== Task description ==
Every entry must be given again exactly.

== Extracted entries ==
##############################
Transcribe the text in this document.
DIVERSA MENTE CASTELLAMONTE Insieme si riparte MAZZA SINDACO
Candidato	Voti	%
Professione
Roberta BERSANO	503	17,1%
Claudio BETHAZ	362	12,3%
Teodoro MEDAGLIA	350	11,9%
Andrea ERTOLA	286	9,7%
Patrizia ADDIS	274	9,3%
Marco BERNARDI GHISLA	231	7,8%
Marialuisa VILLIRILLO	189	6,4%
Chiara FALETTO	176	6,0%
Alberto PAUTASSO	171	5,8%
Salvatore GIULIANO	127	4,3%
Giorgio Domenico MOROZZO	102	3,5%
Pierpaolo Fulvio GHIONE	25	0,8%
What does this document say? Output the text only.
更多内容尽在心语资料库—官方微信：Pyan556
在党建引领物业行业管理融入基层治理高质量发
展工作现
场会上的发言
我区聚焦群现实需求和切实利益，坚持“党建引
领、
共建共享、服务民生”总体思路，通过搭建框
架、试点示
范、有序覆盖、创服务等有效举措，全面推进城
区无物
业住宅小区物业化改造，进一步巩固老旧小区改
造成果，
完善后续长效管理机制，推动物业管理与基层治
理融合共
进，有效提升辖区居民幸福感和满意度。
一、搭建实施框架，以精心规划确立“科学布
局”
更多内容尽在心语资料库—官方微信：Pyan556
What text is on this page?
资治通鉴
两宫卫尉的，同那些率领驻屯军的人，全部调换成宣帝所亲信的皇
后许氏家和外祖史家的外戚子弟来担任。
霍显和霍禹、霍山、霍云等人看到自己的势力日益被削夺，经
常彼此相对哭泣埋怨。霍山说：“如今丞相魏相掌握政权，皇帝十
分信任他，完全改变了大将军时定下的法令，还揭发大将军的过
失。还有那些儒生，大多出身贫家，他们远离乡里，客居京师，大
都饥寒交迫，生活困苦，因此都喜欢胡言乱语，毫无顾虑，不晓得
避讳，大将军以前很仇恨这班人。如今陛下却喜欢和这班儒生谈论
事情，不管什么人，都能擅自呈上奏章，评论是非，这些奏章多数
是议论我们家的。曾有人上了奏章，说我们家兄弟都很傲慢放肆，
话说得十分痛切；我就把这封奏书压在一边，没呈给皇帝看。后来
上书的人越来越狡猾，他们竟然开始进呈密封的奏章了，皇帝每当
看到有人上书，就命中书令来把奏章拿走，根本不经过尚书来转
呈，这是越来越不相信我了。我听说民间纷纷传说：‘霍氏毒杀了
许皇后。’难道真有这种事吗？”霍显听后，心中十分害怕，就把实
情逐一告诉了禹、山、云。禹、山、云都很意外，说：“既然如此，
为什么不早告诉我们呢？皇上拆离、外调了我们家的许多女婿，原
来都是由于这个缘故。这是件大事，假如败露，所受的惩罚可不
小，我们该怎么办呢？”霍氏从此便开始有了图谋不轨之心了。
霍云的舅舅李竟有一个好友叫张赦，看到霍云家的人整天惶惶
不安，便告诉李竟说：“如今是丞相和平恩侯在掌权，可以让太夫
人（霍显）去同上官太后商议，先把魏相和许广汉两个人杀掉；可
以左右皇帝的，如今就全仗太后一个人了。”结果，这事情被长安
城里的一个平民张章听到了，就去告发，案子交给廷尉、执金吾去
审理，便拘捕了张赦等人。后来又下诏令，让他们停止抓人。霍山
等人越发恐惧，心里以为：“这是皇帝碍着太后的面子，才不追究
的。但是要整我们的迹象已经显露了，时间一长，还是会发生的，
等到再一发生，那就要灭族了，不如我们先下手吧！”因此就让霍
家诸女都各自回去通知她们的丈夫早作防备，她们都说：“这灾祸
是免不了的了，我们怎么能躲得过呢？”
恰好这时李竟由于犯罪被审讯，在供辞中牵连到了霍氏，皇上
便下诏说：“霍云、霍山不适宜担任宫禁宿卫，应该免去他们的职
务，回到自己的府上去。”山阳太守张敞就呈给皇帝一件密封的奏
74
##############################
== Result below ==
Transcribe the text in this document.
DIVERSA MENTE CASTELLAMONTE Insieme si riparte MAZZA SINDACO
Candidato	Voti	%
Professione
Roberta BERSANO	503	17,1%
Claudio BETHAZ	362	12,3%
Teodoro MEDAGLIA	350	11,9%
Andrea ERTOLA	286	9,7%
Patrizia ADDIS	274	9,3%
Marco BERNARDI GHISLA	231	7,8%
Marialuisa VILLIRILLO	189	6,4%
Chiara FALETTO	176	6,0%
Alberto PAUTASSO	171	5,8%
Salvatore GIULIANO	127	4,3%
Giorgio Domenico MOROZZO	102	3,5%
Pierpaolo Fulvio GHIONE	25	0,8%
What does this document say? Output the text only.
更多内容尽在心语资料库—官方微信：Pyan556
在党建引领物业行业管理融入基层治理高质量发
展工作现
场会上的发言
我区聚焦群现实需求和切实利益，坚持“党建引
领、
共建共享、服务民生”总体思路，通过搭建框
架、试点示
范、有序覆盖、创服务等有效举措，全面推进城
区无物
业住宅小区物业化改造，进一步巩固老旧小区改
造成果，
完善后续长效管理机制，推动物业管理与基层治
理融合共
进，有效提升辖区居民幸福感和满意度。
一、搭建实施框架，以精心规划确立“科学布
局”
更多内容尽在心语资料库—官方微信：Pyan556
What text is on this page?
资治通鉴
两宫卫尉的，同那些率领驻屯军的人，全部调换成宣帝所亲信的皇
后许氏家和外祖史家的外戚子弟来担任。
霍显和霍禹、霍山、霍云等人看到自己的势力日益被削夺，经
常彼此相对哭泣埋怨。霍山说：“如今丞相魏相掌握政权，皇帝十
分信任他，完全改变了大将军时定下的法令，还揭发大将军的过
失。还有那些儒生，大多出身贫家，他们远离乡里，客居京师，大
都饥寒交迫，生活困苦，因此都喜欢胡言乱语，毫无顾虑，不晓得
避讳，大将军以前很仇恨这班人。如今陛下却喜欢和这班儒生谈论
事情，不管什么人，都能擅自呈上奏章，评论是非，这些奏章多数
是议论我们家的。曾有人上了奏章，说我们家兄弟都很傲慢放肆，
话说得十分痛切；我就把这封奏书压在一边，没呈给皇帝看。后来
上书的人越来越狡猾，他们竟然开始进呈密封的奏章了，皇帝每当
看到有人上书，就命中书令来把奏章拿走，根本不经过尚书来转
呈，这是越来越不相信我了。我听说民间纷纷传说：‘霍氏毒杀了
许皇后。’难道真有这种事吗？”霍显听后，心中十分害怕，就把实
情逐一告诉了禹、山、云。禹、山、云都很意外，说：“既然如此，
为什么不早告诉我们呢？皇上拆离、外调了我们家的许多女婿，原
来都是由于这个缘故。这是件大事，假如败露，所受的惩罚可不
小，我们该怎么办呢？”霍氏从此便开始有了图谋不轨之心了。
霍云的舅舅李竟有一个好友叫张赦，看到霍云家的人整天惶惶
不安，便告诉李竟说：“如今是丞相和平恩侯在掌权，可以让太夫
人（霍显）去同上官太后商议，先把魏相和许广汉两个人杀掉；可
以左右皇帝的，如今就全仗太后一个人了。”结果，这事情被长安
城里的一个平民张章听到了，就去告发，案子交给廷尉、执金吾去
审理，便拘捕了张赦等人。后来又下诏令，让他们停止抓人。霍山
等人越发恐惧，心里以为：“这是皇帝碍着太后的面子，才不追究
的。但是要整我们的迹象已经显露了，时间一长，还是会发生的，
等到再一发生，那就要灭族了，不如我们先下手吧！”因此就让霍
家诸女都各自回去通知她们的丈夫早作防备，她们都说：“这灾祸
是免不了的了，我们怎么能躲得过呢？”
恰好这时李竟由于犯罪被审讯，在供辞中牵连到了霍氏，皇上
便下诏说：“霍云、霍山不适宜担任宫禁宿卫，应该免去他们的职
务，回到自己的府上去。”山阳太守张敞就呈给皇帝一件密封的奏
74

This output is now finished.